**THE EXERCISE**
Images are not part of the copy; transcribe all the data exactly.

**DATASET EXTRACT**
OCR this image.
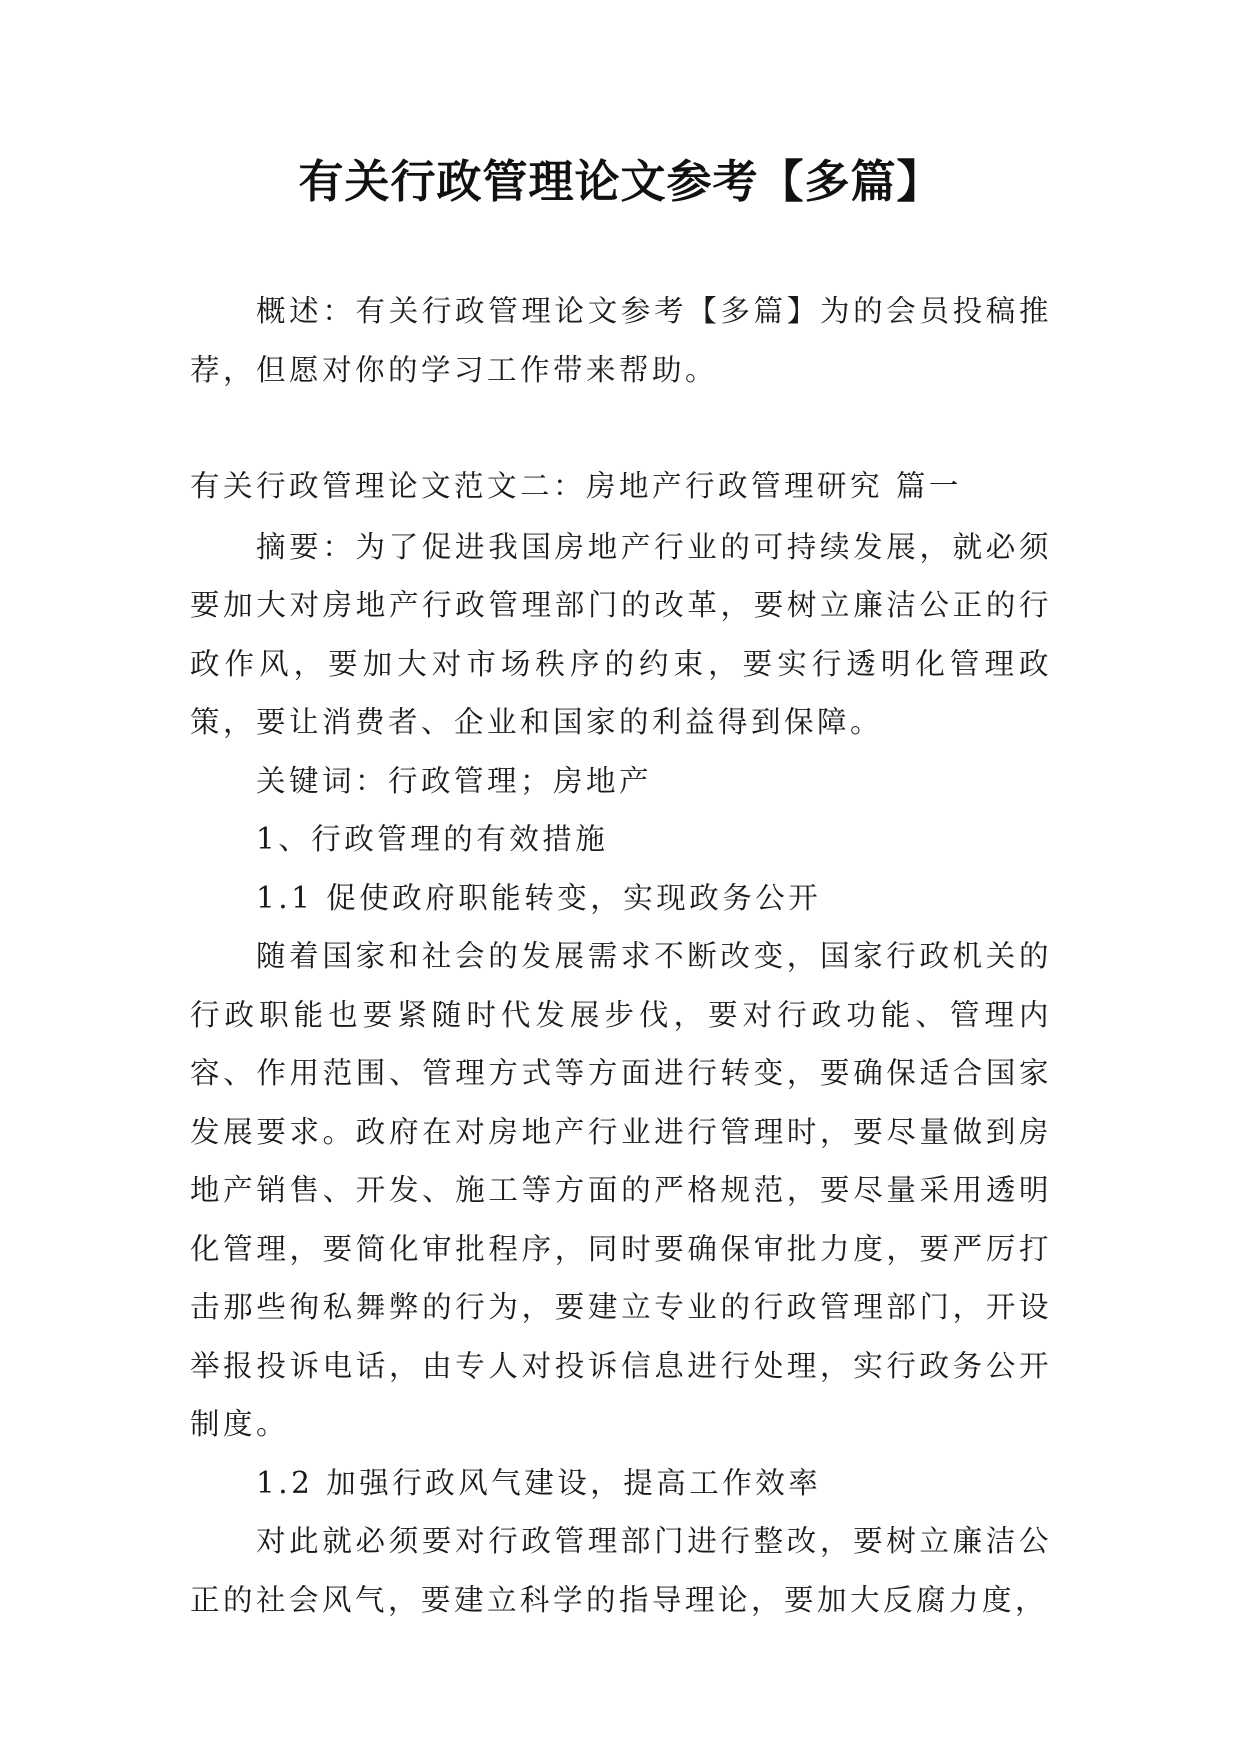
有关行政管理论文参考【多篇】
概述：有关行政管理论文参考【多篇】为的会员投稿推荐，但愿对你的学习工作带来帮助。

有关行政管理论文范文二：房地产行政管理研究 篇一

摘要：为了促进我国房地产行业的可持续发展，就必须要加大对房地产行政管理部门的改革，要树立廉洁公正的行政作风，要加大对市场秩序的约束，要实行透明化管理政策，要让消费者、企业和国家的利益得到保障。

关键词：行政管理；房地产

1、行政管理的有效措施

1.1 促使政府职能转变，实现政务公开

随着国家和社会的发展需求不断改变，国家行政机关的行政职能也要紧随时代发展步伐，要对行政功能、管理内容、作用范围、管理方式等方面进行转变，要确保适合国家发展要求。政府在对房地产行业进行管理时，要尽量做到房地产销售、开发、施工等方面的严格规范，要尽量采用透明化管理，要简化审批程序，同时要确保审批力度，要严厉打击那些徇私舞弊的行为，要建立专业的行政管理部门，开设举报投诉电话，由专人对投诉信息进行处理，实行政务公开制度。

1.2 加强行政风气建设，提高工作效率

对此就必须要对行政管理部门进行整改，要树立廉洁公正的社会风气，要建立科学的指导理论，要加大反腐力度，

**WRITTEN ANSWER**
OCR this image.
有关行政管理论文参考【多篇】
概述：有关行政管理论文参考【多篇】为的会员投稿推荐，但愿对你的学习工作带来帮助。

有关行政管理论文范文二：房地产行政管理研究 篇一

摘要：为了促进我国房地产行业的可持续发展，就必须要加大对房地产行政管理部门的改革，要树立廉洁公正的行政作风，要加大对市场秩序的约束，要实行透明化管理政策，要让消费者、企业和国家的利益得到保障。

关键词：行政管理；房地产

1、行政管理的有效措施

1.1 促使政府职能转变，实现政务公开

随着国家和社会的发展需求不断改变，国家行政机关的行政职能也要紧随时代发展步伐，要对行政功能、管理内容、作用范围、管理方式等方面进行转变，要确保适合国家发展要求。政府在对房地产行业进行管理时，要尽量做到房地产销售、开发、施工等方面的严格规范，要尽量采用透明化管理，要简化审批程序，同时要确保审批力度，要严厉打击那些徇私舞弊的行为，要建立专业的行政管理部门，开设举报投诉电话，由专人对投诉信息进行处理，实行政务公开制度。

1.2 加强行政风气建设，提高工作效率

对此就必须要对行政管理部门进行整改，要树立廉洁公正的社会风气，要建立科学的指导理论，要加大反腐力度，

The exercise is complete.